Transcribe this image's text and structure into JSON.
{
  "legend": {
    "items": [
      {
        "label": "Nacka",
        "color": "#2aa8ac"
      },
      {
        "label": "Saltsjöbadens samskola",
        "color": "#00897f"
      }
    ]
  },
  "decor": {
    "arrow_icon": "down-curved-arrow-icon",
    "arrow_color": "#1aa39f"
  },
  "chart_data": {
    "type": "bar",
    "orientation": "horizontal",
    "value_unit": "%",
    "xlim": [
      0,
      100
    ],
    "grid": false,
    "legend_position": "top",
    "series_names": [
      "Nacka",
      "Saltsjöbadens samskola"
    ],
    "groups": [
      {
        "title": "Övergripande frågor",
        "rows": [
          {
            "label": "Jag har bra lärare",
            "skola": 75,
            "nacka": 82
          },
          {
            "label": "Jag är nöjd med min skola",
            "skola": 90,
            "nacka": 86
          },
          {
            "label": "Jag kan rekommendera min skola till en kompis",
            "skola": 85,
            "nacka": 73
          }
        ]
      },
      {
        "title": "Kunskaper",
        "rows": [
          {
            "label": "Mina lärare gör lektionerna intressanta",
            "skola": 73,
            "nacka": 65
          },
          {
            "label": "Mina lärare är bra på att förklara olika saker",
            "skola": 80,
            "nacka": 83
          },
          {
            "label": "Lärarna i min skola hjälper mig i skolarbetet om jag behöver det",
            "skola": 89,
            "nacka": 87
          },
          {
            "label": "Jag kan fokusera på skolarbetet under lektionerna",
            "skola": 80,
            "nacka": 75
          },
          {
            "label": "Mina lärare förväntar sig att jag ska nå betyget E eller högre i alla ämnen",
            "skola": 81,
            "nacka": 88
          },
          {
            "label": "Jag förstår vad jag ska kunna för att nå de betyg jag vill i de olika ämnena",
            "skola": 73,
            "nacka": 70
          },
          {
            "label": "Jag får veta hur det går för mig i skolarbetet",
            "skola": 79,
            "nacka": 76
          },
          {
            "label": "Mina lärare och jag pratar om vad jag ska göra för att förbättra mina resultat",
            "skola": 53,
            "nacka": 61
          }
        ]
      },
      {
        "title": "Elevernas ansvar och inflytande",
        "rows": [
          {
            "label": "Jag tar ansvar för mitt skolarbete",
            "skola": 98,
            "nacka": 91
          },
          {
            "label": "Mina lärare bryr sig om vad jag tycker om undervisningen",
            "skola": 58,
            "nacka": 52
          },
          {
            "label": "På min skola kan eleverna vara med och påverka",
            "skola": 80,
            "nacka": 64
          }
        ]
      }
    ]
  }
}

What needs to be done: Out of the material above, select every line that holds the string "olika".

The result:
            "label": "Mina lärare är bra på att förklara olika saker",
            "label": "Jag förstår vad jag ska kunna för att nå de betyg jag vill i de olika ämnena",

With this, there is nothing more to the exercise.